**Task inputs**
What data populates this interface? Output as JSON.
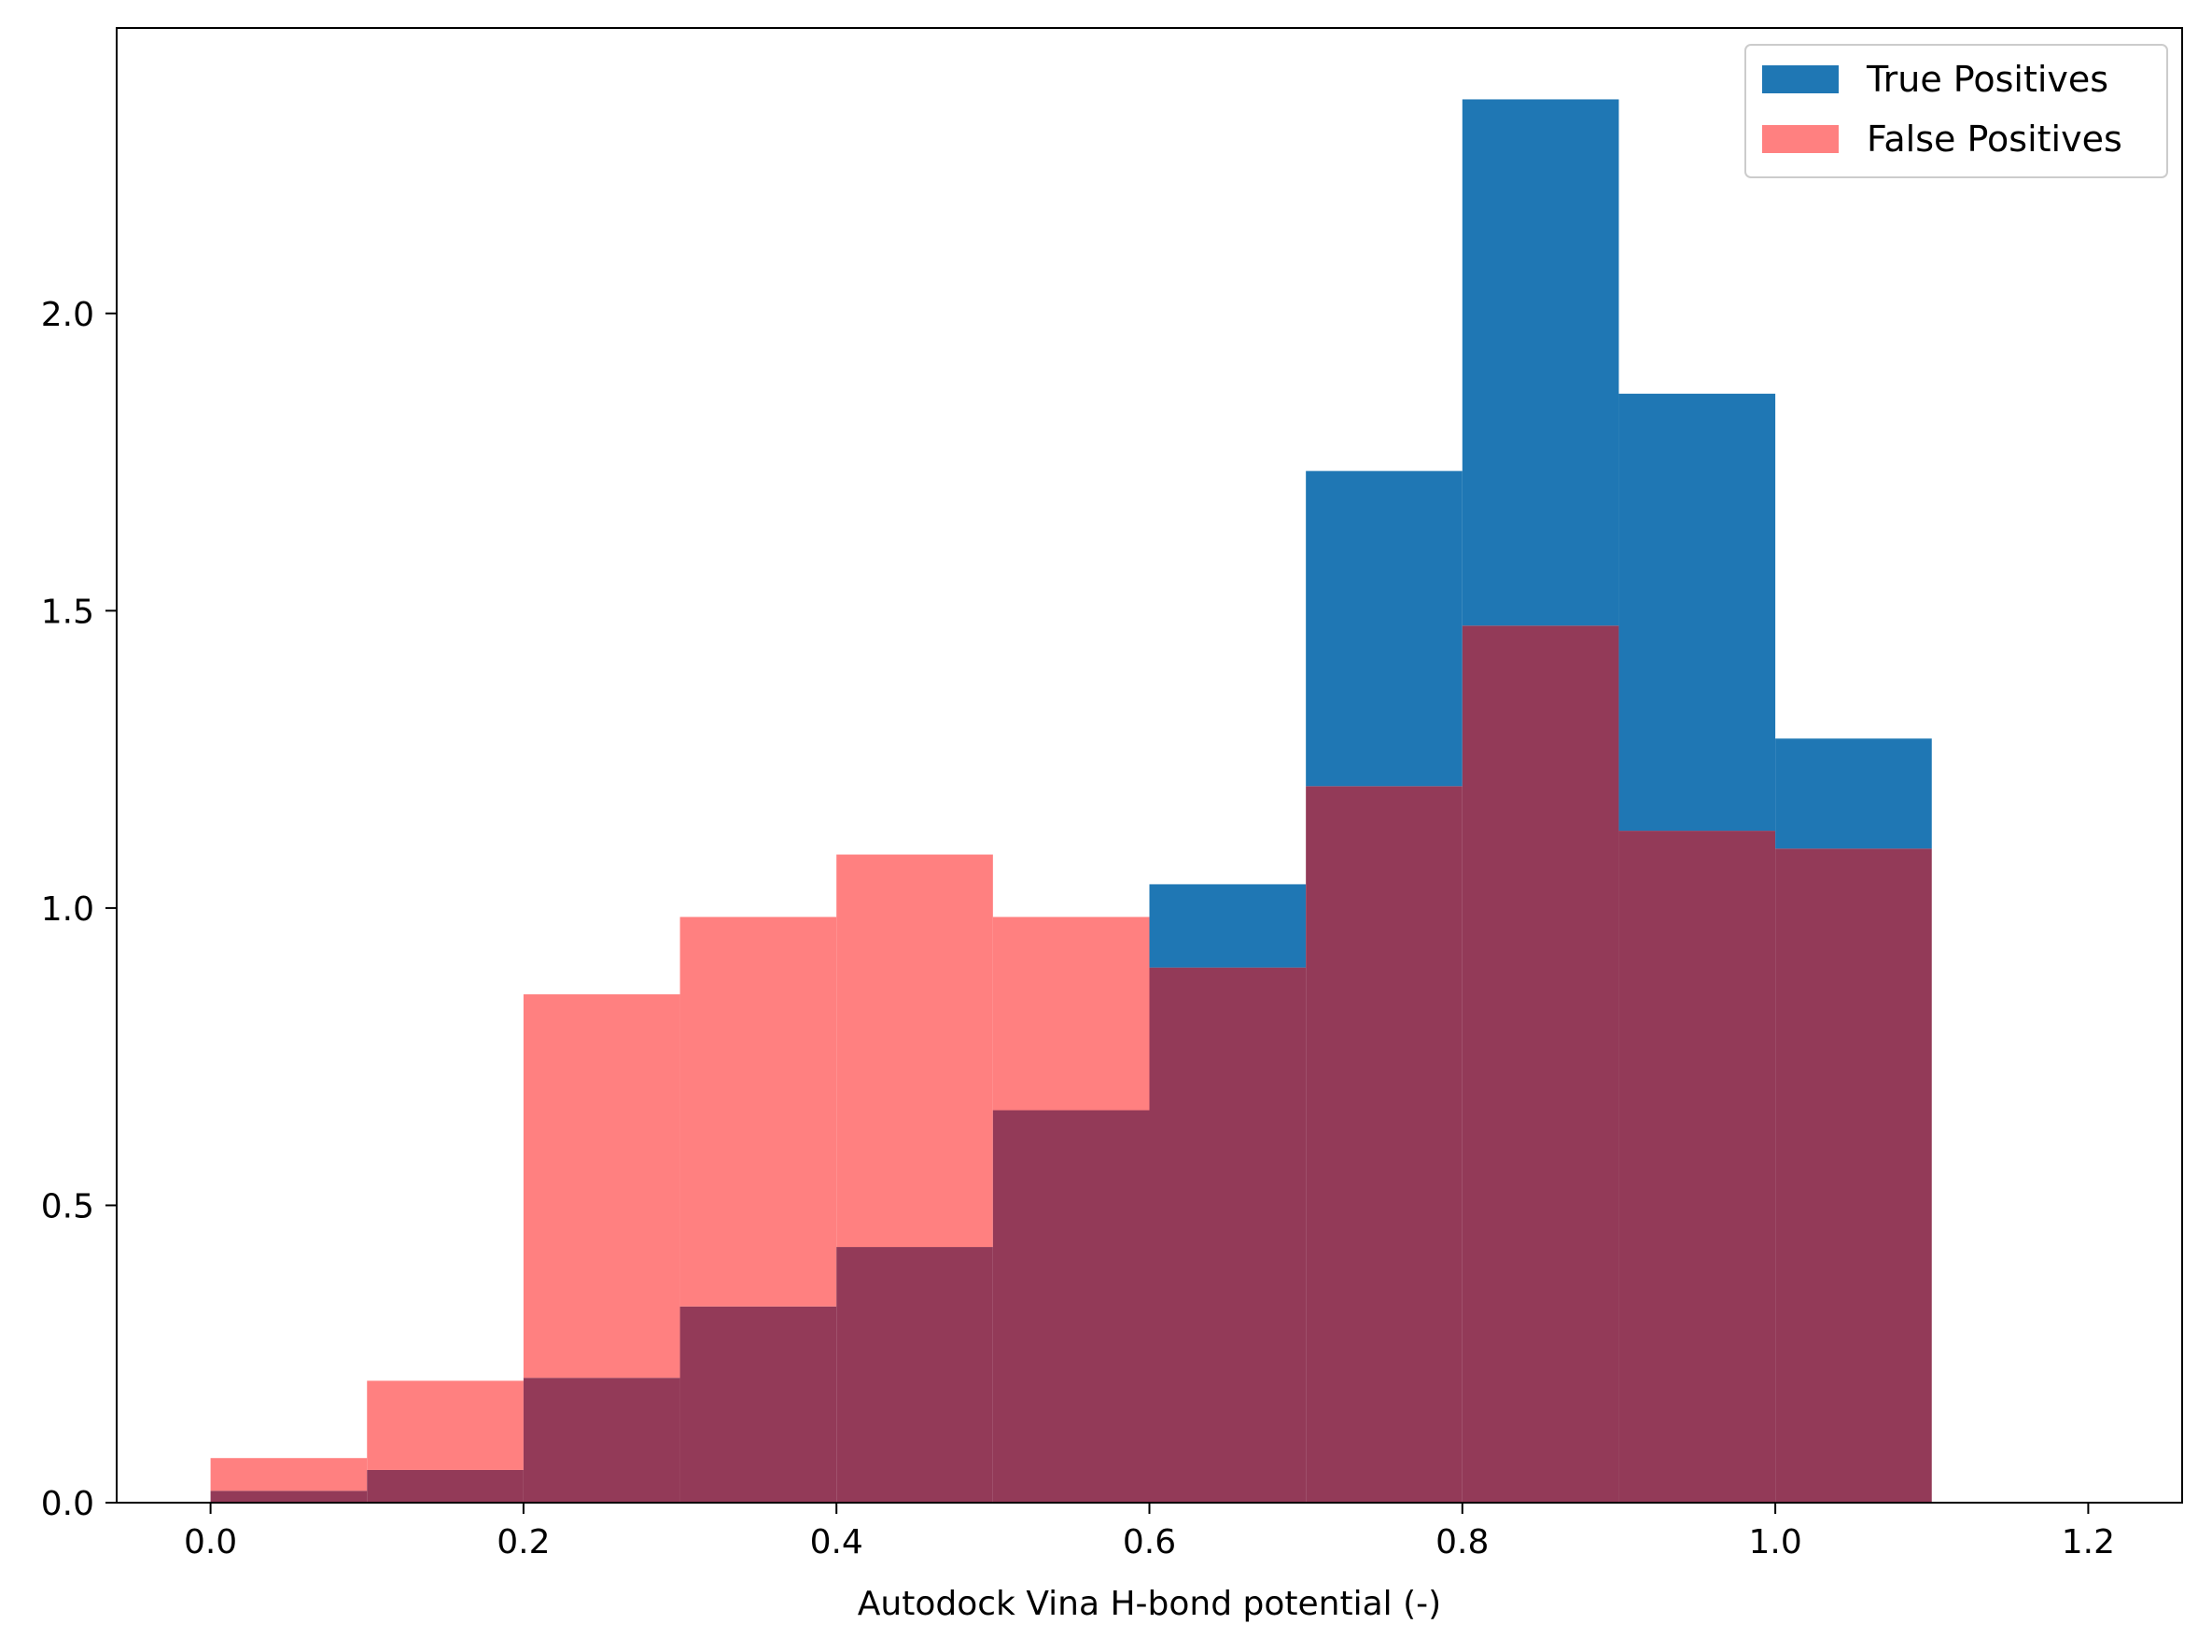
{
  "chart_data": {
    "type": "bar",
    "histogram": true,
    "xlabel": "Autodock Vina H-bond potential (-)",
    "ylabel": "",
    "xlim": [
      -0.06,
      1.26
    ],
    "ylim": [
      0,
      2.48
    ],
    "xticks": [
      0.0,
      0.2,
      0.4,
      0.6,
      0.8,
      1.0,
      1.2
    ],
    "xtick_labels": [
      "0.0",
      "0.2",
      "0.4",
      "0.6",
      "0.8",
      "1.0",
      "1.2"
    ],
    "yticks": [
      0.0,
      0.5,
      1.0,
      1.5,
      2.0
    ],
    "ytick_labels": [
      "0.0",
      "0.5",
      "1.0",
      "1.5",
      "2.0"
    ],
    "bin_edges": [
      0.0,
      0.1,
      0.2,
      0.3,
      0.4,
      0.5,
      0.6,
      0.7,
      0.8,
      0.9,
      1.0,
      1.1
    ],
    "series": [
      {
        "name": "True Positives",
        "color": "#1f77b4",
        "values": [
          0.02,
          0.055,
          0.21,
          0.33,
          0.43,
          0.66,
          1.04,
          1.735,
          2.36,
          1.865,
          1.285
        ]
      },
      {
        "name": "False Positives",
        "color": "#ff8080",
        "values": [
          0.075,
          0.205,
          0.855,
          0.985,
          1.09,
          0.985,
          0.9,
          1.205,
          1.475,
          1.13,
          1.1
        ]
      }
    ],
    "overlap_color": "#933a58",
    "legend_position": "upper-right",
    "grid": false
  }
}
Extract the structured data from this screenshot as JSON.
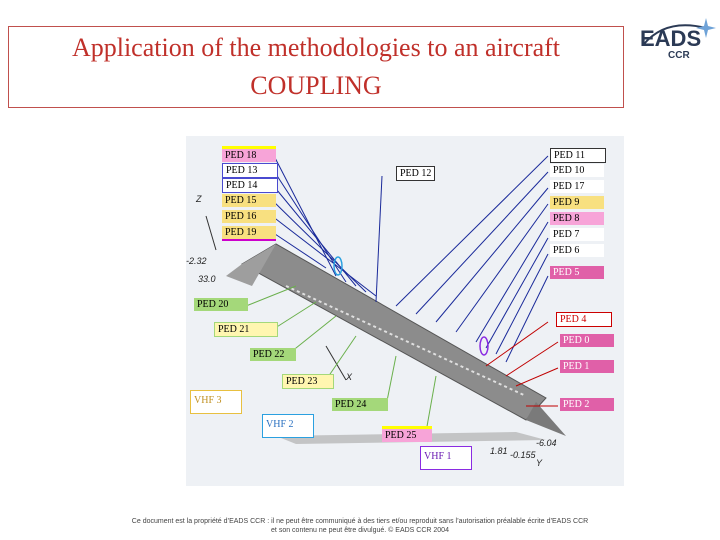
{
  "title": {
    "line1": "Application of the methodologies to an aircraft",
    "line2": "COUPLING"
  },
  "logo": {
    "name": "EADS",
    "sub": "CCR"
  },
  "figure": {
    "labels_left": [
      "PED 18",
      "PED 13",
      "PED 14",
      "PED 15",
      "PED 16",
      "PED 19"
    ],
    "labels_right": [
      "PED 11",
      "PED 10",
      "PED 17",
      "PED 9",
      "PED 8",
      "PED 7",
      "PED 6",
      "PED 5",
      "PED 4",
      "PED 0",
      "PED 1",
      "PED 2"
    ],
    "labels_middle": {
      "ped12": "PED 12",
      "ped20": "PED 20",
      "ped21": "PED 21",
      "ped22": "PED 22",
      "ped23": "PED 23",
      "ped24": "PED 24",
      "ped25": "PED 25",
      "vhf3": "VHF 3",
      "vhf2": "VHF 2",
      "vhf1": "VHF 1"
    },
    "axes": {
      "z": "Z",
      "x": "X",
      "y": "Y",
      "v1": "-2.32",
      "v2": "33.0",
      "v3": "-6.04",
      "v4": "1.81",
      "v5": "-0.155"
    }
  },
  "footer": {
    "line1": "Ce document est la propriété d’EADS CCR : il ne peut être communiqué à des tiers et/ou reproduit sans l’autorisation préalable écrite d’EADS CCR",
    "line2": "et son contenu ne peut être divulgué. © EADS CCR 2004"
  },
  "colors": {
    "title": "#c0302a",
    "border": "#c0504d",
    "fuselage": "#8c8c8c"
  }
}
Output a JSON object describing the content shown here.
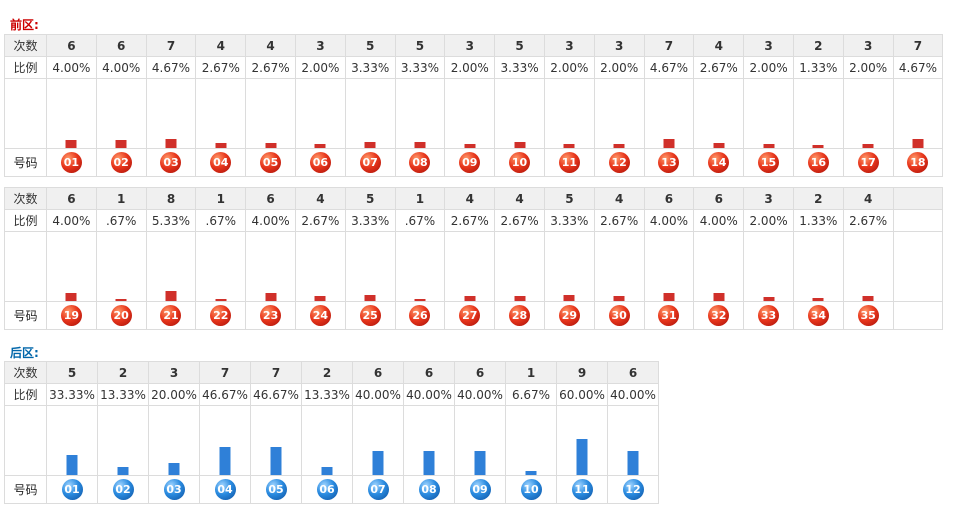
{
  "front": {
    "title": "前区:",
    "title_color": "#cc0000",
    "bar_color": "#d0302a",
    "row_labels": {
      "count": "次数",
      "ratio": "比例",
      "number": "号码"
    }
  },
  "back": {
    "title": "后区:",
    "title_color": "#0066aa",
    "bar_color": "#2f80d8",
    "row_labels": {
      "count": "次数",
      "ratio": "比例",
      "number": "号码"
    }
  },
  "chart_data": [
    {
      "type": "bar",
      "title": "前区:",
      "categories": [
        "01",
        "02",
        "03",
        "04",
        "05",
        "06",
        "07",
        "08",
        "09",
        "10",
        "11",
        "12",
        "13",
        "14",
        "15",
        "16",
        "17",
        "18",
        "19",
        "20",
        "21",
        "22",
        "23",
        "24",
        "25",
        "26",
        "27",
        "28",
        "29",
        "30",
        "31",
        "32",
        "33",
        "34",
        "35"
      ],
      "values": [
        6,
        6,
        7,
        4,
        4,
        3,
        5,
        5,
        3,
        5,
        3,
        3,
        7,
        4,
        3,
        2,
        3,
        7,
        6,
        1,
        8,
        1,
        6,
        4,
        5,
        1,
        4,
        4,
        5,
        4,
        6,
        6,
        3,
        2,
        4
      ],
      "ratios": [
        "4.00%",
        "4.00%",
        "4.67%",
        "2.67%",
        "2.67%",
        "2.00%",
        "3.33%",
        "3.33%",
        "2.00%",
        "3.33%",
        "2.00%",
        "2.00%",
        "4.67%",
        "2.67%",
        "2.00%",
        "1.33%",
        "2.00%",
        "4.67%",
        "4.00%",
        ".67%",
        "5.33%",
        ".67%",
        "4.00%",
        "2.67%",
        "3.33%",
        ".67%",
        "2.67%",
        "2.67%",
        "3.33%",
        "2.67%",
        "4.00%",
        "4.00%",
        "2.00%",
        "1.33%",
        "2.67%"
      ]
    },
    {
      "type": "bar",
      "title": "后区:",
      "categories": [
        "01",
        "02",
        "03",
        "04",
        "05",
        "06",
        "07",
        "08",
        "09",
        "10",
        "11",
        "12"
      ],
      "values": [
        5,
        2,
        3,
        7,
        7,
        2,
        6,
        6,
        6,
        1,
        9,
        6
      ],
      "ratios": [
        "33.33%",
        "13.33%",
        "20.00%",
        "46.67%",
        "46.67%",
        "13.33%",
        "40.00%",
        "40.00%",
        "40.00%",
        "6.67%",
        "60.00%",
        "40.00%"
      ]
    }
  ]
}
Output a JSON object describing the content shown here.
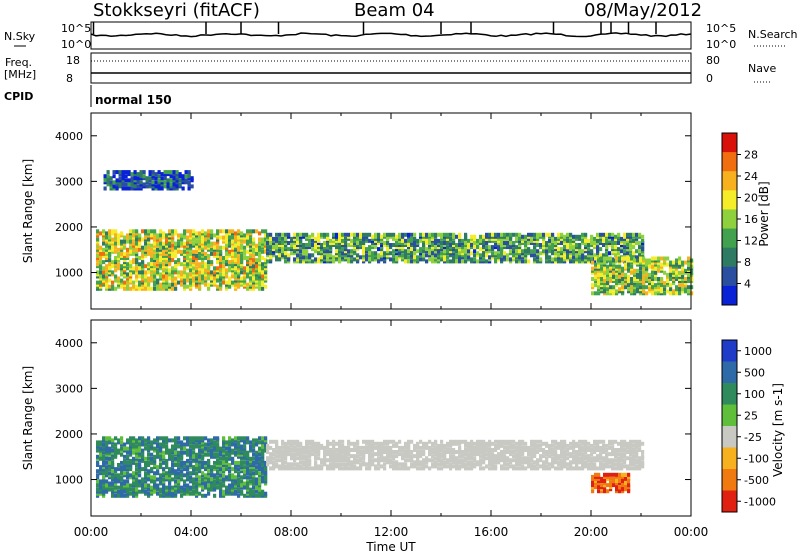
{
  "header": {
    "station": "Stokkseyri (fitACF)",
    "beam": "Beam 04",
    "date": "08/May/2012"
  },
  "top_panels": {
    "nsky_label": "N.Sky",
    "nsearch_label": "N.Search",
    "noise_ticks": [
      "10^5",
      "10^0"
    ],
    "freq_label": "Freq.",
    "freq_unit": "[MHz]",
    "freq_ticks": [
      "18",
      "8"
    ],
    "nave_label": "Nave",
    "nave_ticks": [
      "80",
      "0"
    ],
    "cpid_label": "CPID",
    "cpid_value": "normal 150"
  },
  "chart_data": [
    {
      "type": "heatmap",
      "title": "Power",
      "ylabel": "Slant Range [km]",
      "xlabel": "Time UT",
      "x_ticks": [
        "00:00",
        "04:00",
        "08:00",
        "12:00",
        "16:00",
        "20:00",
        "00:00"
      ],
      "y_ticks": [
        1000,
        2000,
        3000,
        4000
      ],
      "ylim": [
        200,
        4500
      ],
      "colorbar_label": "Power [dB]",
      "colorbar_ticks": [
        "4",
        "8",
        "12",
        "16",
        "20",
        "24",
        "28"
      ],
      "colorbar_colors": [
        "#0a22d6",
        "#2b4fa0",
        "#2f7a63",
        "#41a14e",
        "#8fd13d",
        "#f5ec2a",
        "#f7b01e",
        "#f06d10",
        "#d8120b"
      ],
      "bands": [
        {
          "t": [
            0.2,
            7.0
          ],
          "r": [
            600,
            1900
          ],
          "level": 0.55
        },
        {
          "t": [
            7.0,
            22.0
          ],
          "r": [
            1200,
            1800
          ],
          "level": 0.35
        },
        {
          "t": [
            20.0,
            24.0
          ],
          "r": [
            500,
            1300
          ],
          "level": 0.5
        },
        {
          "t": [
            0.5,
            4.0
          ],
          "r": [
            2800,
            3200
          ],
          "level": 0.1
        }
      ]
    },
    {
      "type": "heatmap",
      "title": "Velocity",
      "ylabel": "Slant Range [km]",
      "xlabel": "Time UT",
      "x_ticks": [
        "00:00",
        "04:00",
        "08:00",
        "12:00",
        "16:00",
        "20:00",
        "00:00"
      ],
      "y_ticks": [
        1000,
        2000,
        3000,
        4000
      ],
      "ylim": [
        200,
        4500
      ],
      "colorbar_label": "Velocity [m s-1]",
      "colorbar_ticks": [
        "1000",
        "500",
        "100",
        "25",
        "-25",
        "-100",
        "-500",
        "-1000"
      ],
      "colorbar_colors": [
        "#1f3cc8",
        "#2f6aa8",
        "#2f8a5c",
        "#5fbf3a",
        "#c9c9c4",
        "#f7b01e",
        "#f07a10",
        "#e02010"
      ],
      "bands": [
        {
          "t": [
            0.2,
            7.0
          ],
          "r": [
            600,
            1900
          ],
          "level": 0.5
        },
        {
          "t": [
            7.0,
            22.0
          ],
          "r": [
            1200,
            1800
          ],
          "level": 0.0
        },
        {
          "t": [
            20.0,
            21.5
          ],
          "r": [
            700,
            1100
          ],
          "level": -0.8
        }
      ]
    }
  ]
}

**Given instruction**
Determine the number of lines in the listing that hold the word "être", and supply that number and nothing further.

**Expected answer**
2